Challenge - Go through the material and pull out every line with the string "субсидии" in it.

Material for the task -
Begin
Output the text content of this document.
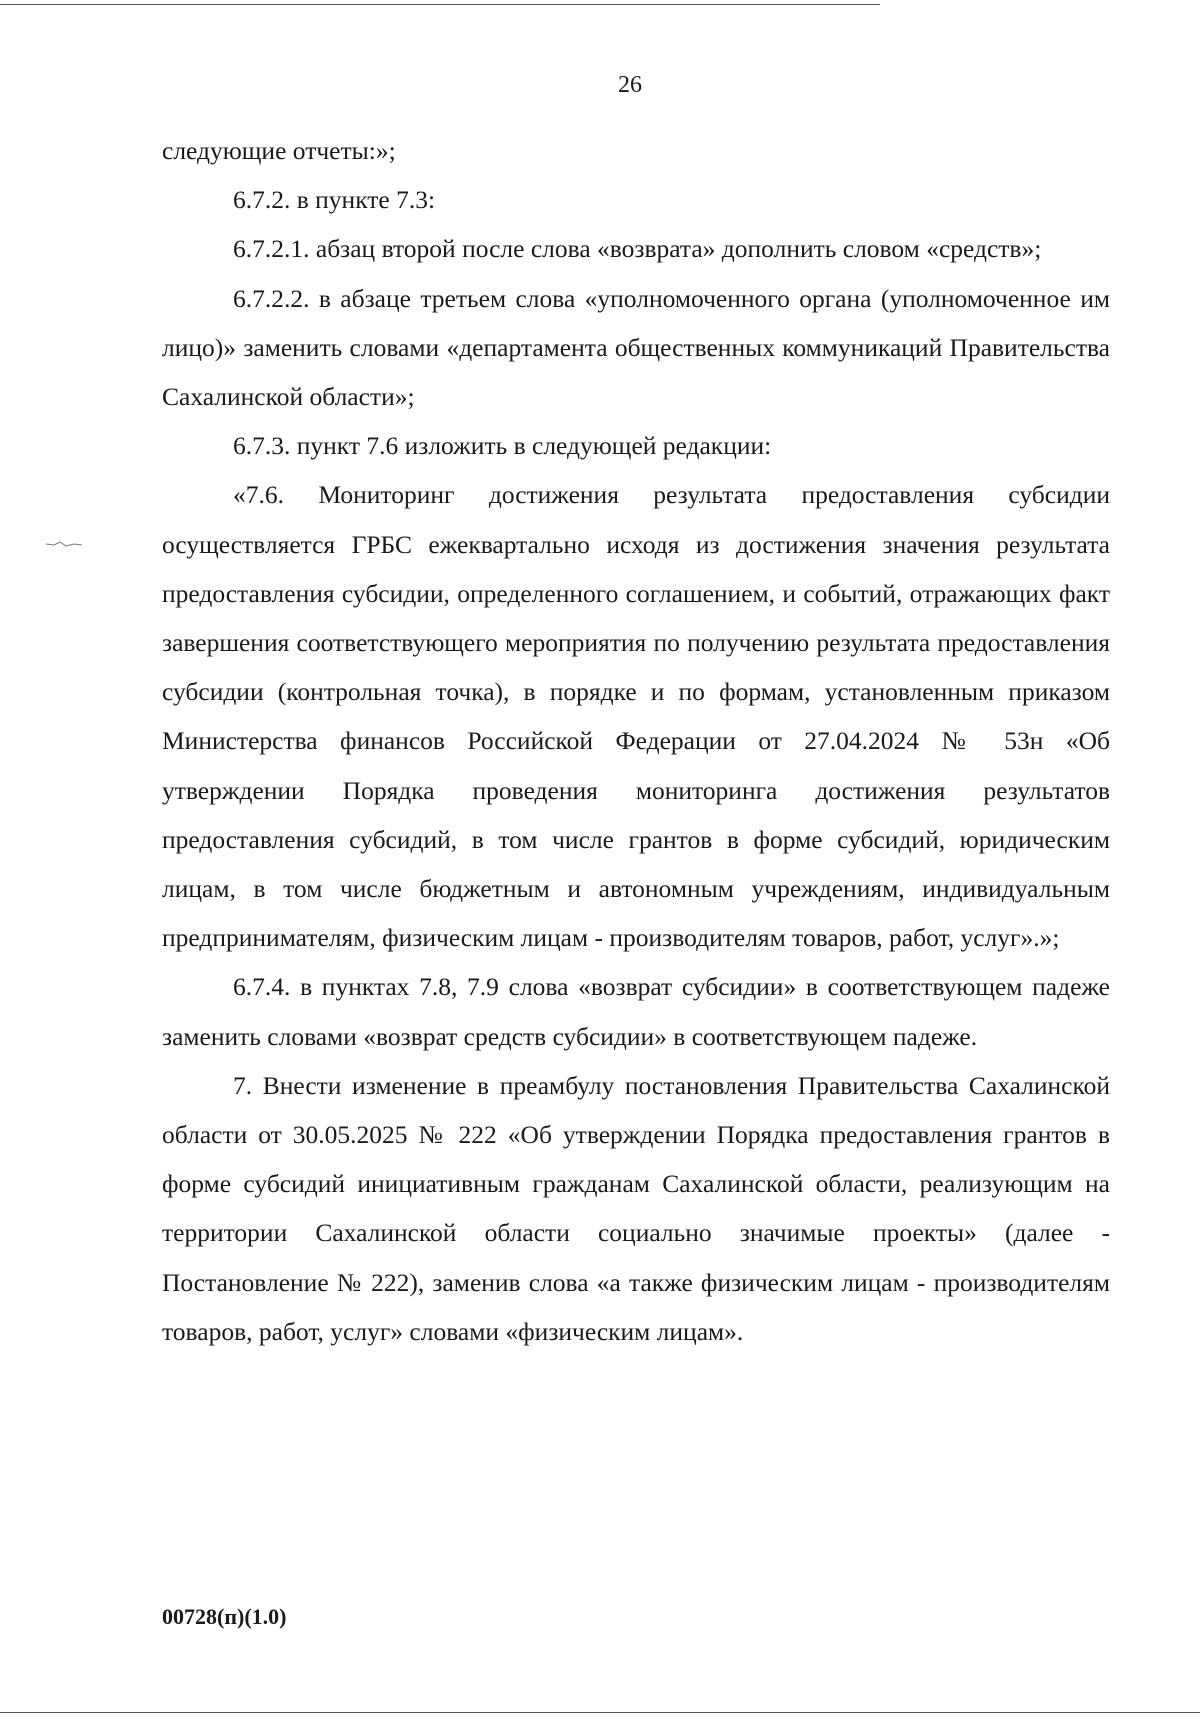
26

следующие отчеты:»;

6.7.2. в пункте 7.3:

6.7.2.1. абзац второй после слова «возврата» дополнить словом «средств»;

6.7.2.2. в абзаце третьем слова «уполномоченного органа (уполномоченное им лицо)» заменить словами «департамента общественных коммуникаций Правительства Сахалинской области»;

6.7.3. пункт 7.6 изложить в следующей редакции:

«7.6. Мониторинг достижения результата предоставления субсидии осуществляется ГРБС ежеквартально исходя из достижения значения результата предоставления субсидии, определенного соглашением, и событий, отражающих факт завершения соответствующего мероприятия по получению результата предоставления субсидии (контрольная точка), в порядке и по формам, установленным приказом Министерства финансов Российской Федерации от 27.04.2024 № 53н «Об утверждении Порядка проведения мониторинга достижения результатов предоставления субсидий, в том числе грантов в форме субсидий, юридическим лицам, в том числе бюджетным и автономным учреждениям, индивидуальным предпринимателям, физическим лицам - производителям товаров, работ, услуг».»;

6.7.4. в пунктах 7.8, 7.9 слова «возврат субсидии» в соответствующем падеже заменить словами «возврат средств субсидии» в соответствующем падеже.

7. Внести изменение в преамбулу постановления Правительства Сахалинской области от 30.05.2025 № 222 «Об утверждении Порядка предоставления грантов в форме субсидий инициативным гражданам Сахалинской области, реализующим на территории Сахалинской области социально значимые проекты» (далее - Постановление № 222), заменив слова «а также физическим лицам - производителям товаров, работ, услуг» словами «физическим лицам».

00728(п)(1.0)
End
Response to the exercise -
«7.6. Мониторинг достижения результата предоставления субсидии осуществляется ГРБС ежеквартально исходя из достижения значения результата предоставления субсидии, определенного соглашением, и событий, отражающих факт завершения соответствующего мероприятия по получению результата предоставления субсидии (контрольная точка), в порядке и по формам, установленным приказом Министерства финансов Российской Федерации от 27.04.2024 № 53н «Об утверждении Порядка проведения мониторинга достижения результатов предоставления субсидий, в том числе грантов в форме субсидий, юридическим лицам, в том числе бюджетным и автономным учреждениям, индивидуальным предпринимателям, физическим лицам - производителям товаров, работ, услуг».»;
6.7.4. в пунктах 7.8, 7.9 слова «возврат субсидии» в соответствующем падеже заменить словами «возврат средств субсидии» в соответствующем падеже.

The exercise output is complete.